Repeat the material in full. Keep every line exactly as it is.

Saved entries:
——

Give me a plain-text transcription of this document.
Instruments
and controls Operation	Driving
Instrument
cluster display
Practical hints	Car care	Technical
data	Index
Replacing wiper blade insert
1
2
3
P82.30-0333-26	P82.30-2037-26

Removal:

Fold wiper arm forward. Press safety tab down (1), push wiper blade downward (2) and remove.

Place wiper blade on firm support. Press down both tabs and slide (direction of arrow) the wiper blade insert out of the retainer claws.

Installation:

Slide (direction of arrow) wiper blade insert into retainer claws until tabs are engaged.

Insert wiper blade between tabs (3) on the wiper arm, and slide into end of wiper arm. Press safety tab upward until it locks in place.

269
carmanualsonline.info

——

* Output for this task
Give me a plain-text transcription of this document.
Instruments
and controls Operation	Driving
Instrument
cluster display
Practical hints	Car care	Technical
data	Index
Replacing wiper blade insert
1
2
3
P82.30-0333-26	P82.30-2037-26

Removal:

Fold wiper arm forward. Press safety tab down (1), push wiper blade downward (2) and remove.

Place wiper blade on firm support. Press down both tabs and slide (direction of arrow) the wiper blade insert out of the retainer claws.

Installation:

Slide (direction of arrow) wiper blade insert into retainer claws until tabs are engaged.

Insert wiper blade between tabs (3) on the wiper arm, and slide into end of wiper arm. Press safety tab upward until it locks in place.

269
carmanualsonline.info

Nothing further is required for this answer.